Report the count of lines where the string "Hazard" appears, and nothing else.

» DATA FOR THIS EXERCISE:
::::::
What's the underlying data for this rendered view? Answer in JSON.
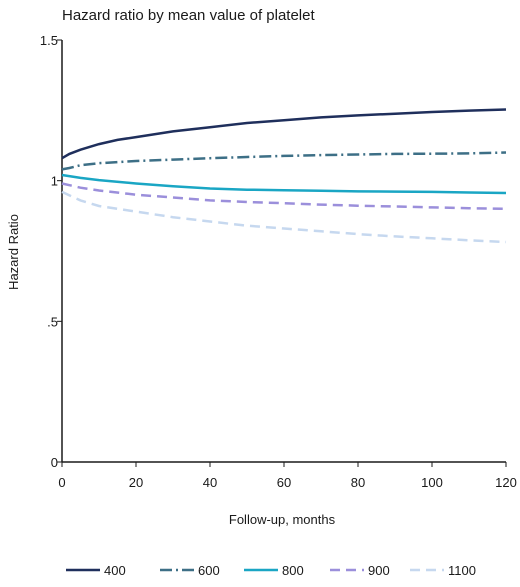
{
  "chart_data": {
    "type": "line",
    "title": "Hazard ratio by mean value of platelet",
    "xlabel": "Follow-up, months",
    "ylabel": "Hazard Ratio",
    "xlim": [
      0,
      120
    ],
    "ylim": [
      0,
      1.5
    ],
    "x_ticks": [
      0,
      20,
      40,
      60,
      80,
      100,
      120
    ],
    "x_tick_labels": [
      "0",
      "20",
      "40",
      "60",
      "80",
      "100",
      "120"
    ],
    "y_ticks": [
      0,
      0.5,
      1,
      1.5
    ],
    "y_tick_labels": [
      "0",
      ".5",
      "1",
      "1.5"
    ],
    "grid": false,
    "legend_position": "bottom",
    "series": [
      {
        "name": "400",
        "color": "#1f2f5c",
        "dash": "solid",
        "x": [
          0,
          2,
          5,
          10,
          15,
          20,
          30,
          40,
          50,
          60,
          70,
          80,
          90,
          100,
          110,
          120
        ],
        "y": [
          1.08,
          1.095,
          1.11,
          1.13,
          1.145,
          1.155,
          1.175,
          1.19,
          1.205,
          1.215,
          1.225,
          1.232,
          1.238,
          1.244,
          1.249,
          1.253
        ]
      },
      {
        "name": "600",
        "color": "#3d6f86",
        "dash": "dashdot",
        "x": [
          0,
          2,
          5,
          10,
          20,
          30,
          40,
          50,
          60,
          70,
          80,
          90,
          100,
          110,
          120
        ],
        "y": [
          1.04,
          1.045,
          1.055,
          1.062,
          1.07,
          1.075,
          1.08,
          1.084,
          1.088,
          1.091,
          1.093,
          1.095,
          1.096,
          1.097,
          1.1
        ]
      },
      {
        "name": "800",
        "color": "#1aa6c4",
        "dash": "solid",
        "x": [
          0,
          5,
          10,
          20,
          30,
          40,
          50,
          60,
          70,
          80,
          90,
          100,
          110,
          120
        ],
        "y": [
          1.02,
          1.01,
          1.002,
          0.99,
          0.98,
          0.972,
          0.968,
          0.966,
          0.964,
          0.962,
          0.961,
          0.96,
          0.958,
          0.956
        ]
      },
      {
        "name": "900",
        "color": "#9b8fdb",
        "dash": "dash",
        "x": [
          0,
          5,
          10,
          20,
          30,
          40,
          50,
          60,
          70,
          80,
          90,
          100,
          110,
          120
        ],
        "y": [
          0.99,
          0.975,
          0.965,
          0.95,
          0.94,
          0.93,
          0.924,
          0.92,
          0.915,
          0.911,
          0.908,
          0.905,
          0.902,
          0.9
        ]
      },
      {
        "name": "1100",
        "color": "#c6d8ef",
        "dash": "dash",
        "x": [
          0,
          5,
          10,
          20,
          30,
          40,
          50,
          60,
          70,
          80,
          90,
          100,
          110,
          120
        ],
        "y": [
          0.96,
          0.93,
          0.91,
          0.89,
          0.87,
          0.855,
          0.84,
          0.83,
          0.82,
          0.81,
          0.802,
          0.795,
          0.788,
          0.782
        ]
      }
    ]
  }
}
::::::
» THE REPLY: 2